**** Supplied data

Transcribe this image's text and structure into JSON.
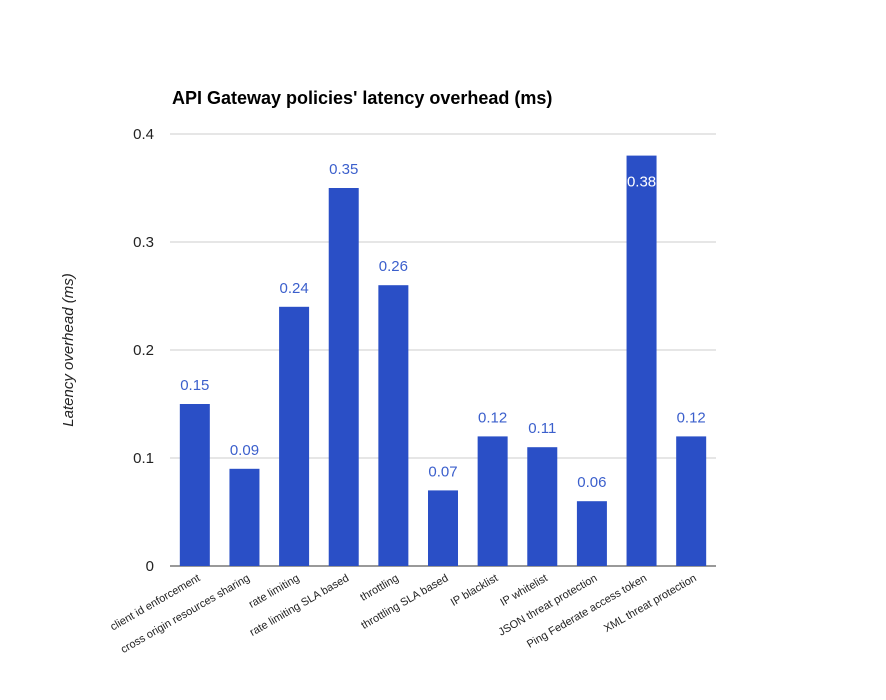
{
  "chart_data": {
    "type": "bar",
    "title": "API Gateway policies' latency overhead (ms)",
    "xlabel": "",
    "ylabel": "Latency overhead (ms)",
    "ylim": [
      0,
      0.4
    ],
    "yticks": [
      0,
      0.1,
      0.2,
      0.3,
      0.4
    ],
    "ytick_labels": [
      "0",
      "0.1",
      "0.2",
      "0.3",
      "0.4"
    ],
    "grid": true,
    "legend": "none",
    "bar_color": "#2a4fc6",
    "label_color": "#3b5fcc",
    "categories": [
      "client id enforcement",
      "cross origin resources sharing",
      "rate limiting",
      "rate limiting SLA based",
      "throttling",
      "throttling SLA based",
      "IP blacklist",
      "IP whitelist",
      "JSON threat protection",
      "Ping Federate access token",
      "XML threat protection"
    ],
    "values": [
      0.15,
      0.09,
      0.24,
      0.35,
      0.26,
      0.07,
      0.12,
      0.11,
      0.06,
      0.38,
      0.12
    ],
    "value_labels": [
      "0.15",
      "0.09",
      "0.24",
      "0.35",
      "0.26",
      "0.07",
      "0.12",
      "0.11",
      "0.06",
      "0.38",
      "0.12"
    ]
  }
}
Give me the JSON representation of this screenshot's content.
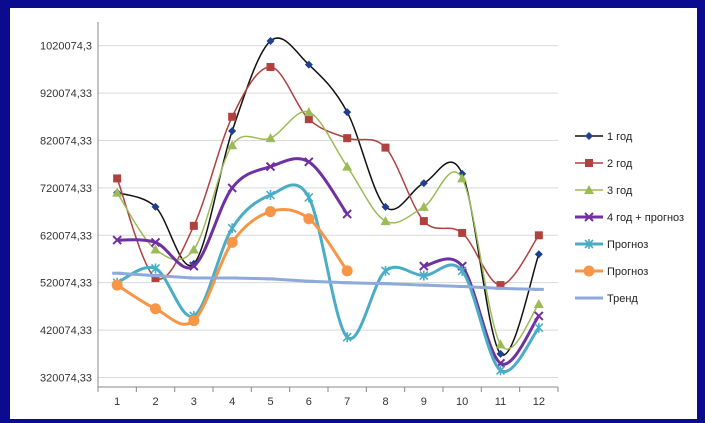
{
  "background": "#0b0b8f",
  "chart_data": {
    "type": "line",
    "title": "",
    "xlabel": "",
    "ylabel": "",
    "categories": [
      "1",
      "2",
      "3",
      "4",
      "5",
      "6",
      "7",
      "8",
      "9",
      "10",
      "11",
      "12"
    ],
    "y_ticks": [
      320074.33,
      420074.33,
      520074.33,
      620074.33,
      720074.33,
      820074.33,
      920074.33,
      1020074.3
    ],
    "y_tick_labels": [
      "320074,33",
      "420074,33",
      "520074,33",
      "620074,33",
      "720074,33",
      "820074,33",
      "920074,33",
      "1020074,3"
    ],
    "ylim": [
      320074.33,
      1020074.3
    ],
    "grid": true,
    "legend_position": "right",
    "series": [
      {
        "name": "1 год",
        "color": "#1f3f8f",
        "marker": "diamond",
        "stroke": "#111111",
        "values": [
          710000,
          680000,
          560000,
          840000,
          1030000,
          980000,
          880000,
          680000,
          730000,
          750000,
          370000,
          580000
        ]
      },
      {
        "name": "2 год",
        "color": "#b0413e",
        "marker": "square",
        "values": [
          740000,
          530000,
          640000,
          870000,
          975000,
          865000,
          825000,
          805000,
          650000,
          625000,
          515000,
          620000
        ]
      },
      {
        "name": "3 год",
        "color": "#9bbb59",
        "marker": "triangle",
        "values": [
          710000,
          590000,
          590000,
          810000,
          825000,
          880000,
          765000,
          650000,
          680000,
          740000,
          390000,
          475000
        ]
      },
      {
        "name": "4 год + прогноз",
        "color": "#7030a0",
        "marker": "x",
        "values": [
          610000,
          605000,
          555000,
          720000,
          765000,
          775000,
          665000,
          null,
          555000,
          555000,
          350000,
          450000
        ]
      },
      {
        "name": "Прогноз",
        "color": "#4bacc6",
        "marker": "star",
        "values": [
          520000,
          550000,
          450000,
          635000,
          705000,
          700000,
          405000,
          545000,
          535000,
          545000,
          335000,
          425000
        ]
      },
      {
        "name": "Прогноз",
        "color": "#f79646",
        "marker": "circle",
        "values": [
          515000,
          465000,
          440000,
          605000,
          670000,
          655000,
          545000,
          null,
          null,
          null,
          null,
          null
        ]
      },
      {
        "name": "Тренд",
        "color": "#8eaadb",
        "marker": "dash",
        "linewidth": 3,
        "values": [
          540000,
          535000,
          530000,
          530000,
          528000,
          523000,
          520000,
          518000,
          515000,
          512000,
          508000,
          506000
        ]
      }
    ]
  }
}
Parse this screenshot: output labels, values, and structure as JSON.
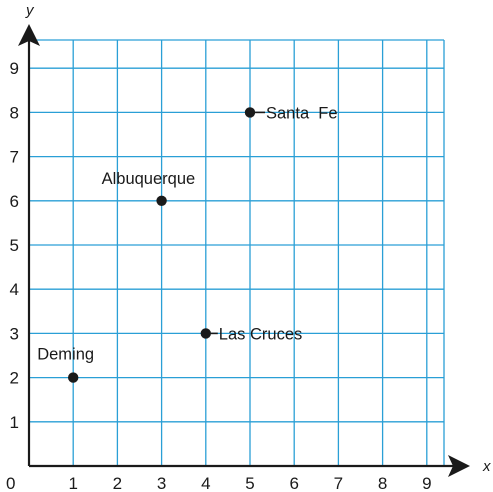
{
  "chart_data": {
    "type": "scatter",
    "title": "",
    "xlabel": "x",
    "ylabel": "y",
    "xlim": [
      0,
      10
    ],
    "ylim": [
      0,
      10
    ],
    "origin_label": "0",
    "x_ticks": [
      "1",
      "2",
      "3",
      "4",
      "5",
      "6",
      "7",
      "8",
      "9"
    ],
    "y_ticks": [
      "1",
      "2",
      "3",
      "4",
      "5",
      "6",
      "7",
      "8",
      "9"
    ],
    "grid": true,
    "grid_color": "#2a9fd6",
    "axis_color": "#1a1a1a",
    "point_color": "#1a1a1a",
    "points": [
      {
        "label": "Deming",
        "x": 1,
        "y": 2
      },
      {
        "label": "Albuquerque",
        "x": 3,
        "y": 6
      },
      {
        "label": "Las Cruces",
        "x": 4,
        "y": 3
      },
      {
        "label": "Santa  Fe",
        "x": 5,
        "y": 8
      }
    ]
  }
}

********

- **Description of the task**:
Write out all the entries exactly, except for the pictures.

- **Correct result**:
Transcribe this image's text and structure into JSON.
{
  "chart_data": {
    "type": "bar",
    "title": "API Gateway policies' latency overhead (ms)",
    "xlabel": "",
    "ylabel": "Latency overhead (ms)",
    "ylim": [
      0,
      0.4
    ],
    "yticks": [
      0,
      0.1,
      0.2,
      0.3,
      0.4
    ],
    "ytick_labels": [
      "0",
      "0.1",
      "0.2",
      "0.3",
      "0.4"
    ],
    "grid": true,
    "legend": "none",
    "bar_color": "#2a4fc6",
    "label_color": "#3b5fcc",
    "categories": [
      "client id enforcement",
      "cross origin resources sharing",
      "rate limiting",
      "rate limiting SLA based",
      "throttling",
      "throttling SLA based",
      "IP blacklist",
      "IP whitelist",
      "JSON threat protection",
      "Ping Federate access token",
      "XML threat protection"
    ],
    "values": [
      0.15,
      0.09,
      0.24,
      0.35,
      0.26,
      0.07,
      0.12,
      0.11,
      0.06,
      0.38,
      0.12
    ],
    "value_labels": [
      "0.15",
      "0.09",
      "0.24",
      "0.35",
      "0.26",
      "0.07",
      "0.12",
      "0.11",
      "0.06",
      "0.38",
      "0.12"
    ]
  }
}
Give me the JSON representation of this screenshot's content.
{
  "background": "#0b0b8f",
  "chart_data": {
    "type": "line",
    "title": "",
    "xlabel": "",
    "ylabel": "",
    "categories": [
      "1",
      "2",
      "3",
      "4",
      "5",
      "6",
      "7",
      "8",
      "9",
      "10",
      "11",
      "12"
    ],
    "y_ticks": [
      320074.33,
      420074.33,
      520074.33,
      620074.33,
      720074.33,
      820074.33,
      920074.33,
      1020074.3
    ],
    "y_tick_labels": [
      "320074,33",
      "420074,33",
      "520074,33",
      "620074,33",
      "720074,33",
      "820074,33",
      "920074,33",
      "1020074,3"
    ],
    "ylim": [
      320074.33,
      1020074.3
    ],
    "grid": true,
    "legend_position": "right",
    "series": [
      {
        "name": "1 год",
        "color": "#1f3f8f",
        "marker": "diamond",
        "stroke": "#111111",
        "values": [
          710000,
          680000,
          560000,
          840000,
          1030000,
          980000,
          880000,
          680000,
          730000,
          750000,
          370000,
          580000
        ]
      },
      {
        "name": "2 год",
        "color": "#b0413e",
        "marker": "square",
        "values": [
          740000,
          530000,
          640000,
          870000,
          975000,
          865000,
          825000,
          805000,
          650000,
          625000,
          515000,
          620000
        ]
      },
      {
        "name": "3 год",
        "color": "#9bbb59",
        "marker": "triangle",
        "values": [
          710000,
          590000,
          590000,
          810000,
          825000,
          880000,
          765000,
          650000,
          680000,
          740000,
          390000,
          475000
        ]
      },
      {
        "name": "4 год + прогноз",
        "color": "#7030a0",
        "marker": "x",
        "values": [
          610000,
          605000,
          555000,
          720000,
          765000,
          775000,
          665000,
          null,
          555000,
          555000,
          350000,
          450000
        ]
      },
      {
        "name": "Прогноз",
        "color": "#4bacc6",
        "marker": "star",
        "values": [
          520000,
          550000,
          450000,
          635000,
          705000,
          700000,
          405000,
          545000,
          535000,
          545000,
          335000,
          425000
        ]
      },
      {
        "name": "Прогноз",
        "color": "#f79646",
        "marker": "circle",
        "values": [
          515000,
          465000,
          440000,
          605000,
          670000,
          655000,
          545000,
          null,
          null,
          null,
          null,
          null
        ]
      },
      {
        "name": "Тренд",
        "color": "#8eaadb",
        "marker": "dash",
        "linewidth": 3,
        "values": [
          540000,
          535000,
          530000,
          530000,
          528000,
          523000,
          520000,
          518000,
          515000,
          512000,
          508000,
          506000
        ]
      }
    ]
  }
}
Parse this screenshot: output labels, values, and structure as JSON.
{
  "chart_data": {
    "type": "scatter",
    "title": "",
    "xlabel": "x",
    "ylabel": "y",
    "xlim": [
      0,
      10
    ],
    "ylim": [
      0,
      10
    ],
    "origin_label": "0",
    "x_ticks": [
      "1",
      "2",
      "3",
      "4",
      "5",
      "6",
      "7",
      "8",
      "9"
    ],
    "y_ticks": [
      "1",
      "2",
      "3",
      "4",
      "5",
      "6",
      "7",
      "8",
      "9"
    ],
    "grid": true,
    "grid_color": "#2a9fd6",
    "axis_color": "#1a1a1a",
    "point_color": "#1a1a1a",
    "points": [
      {
        "label": "Deming",
        "x": 1,
        "y": 2
      },
      {
        "label": "Albuquerque",
        "x": 3,
        "y": 6
      },
      {
        "label": "Las Cruces",
        "x": 4,
        "y": 3
      },
      {
        "label": "Santa  Fe",
        "x": 5,
        "y": 8
      }
    ]
  }
}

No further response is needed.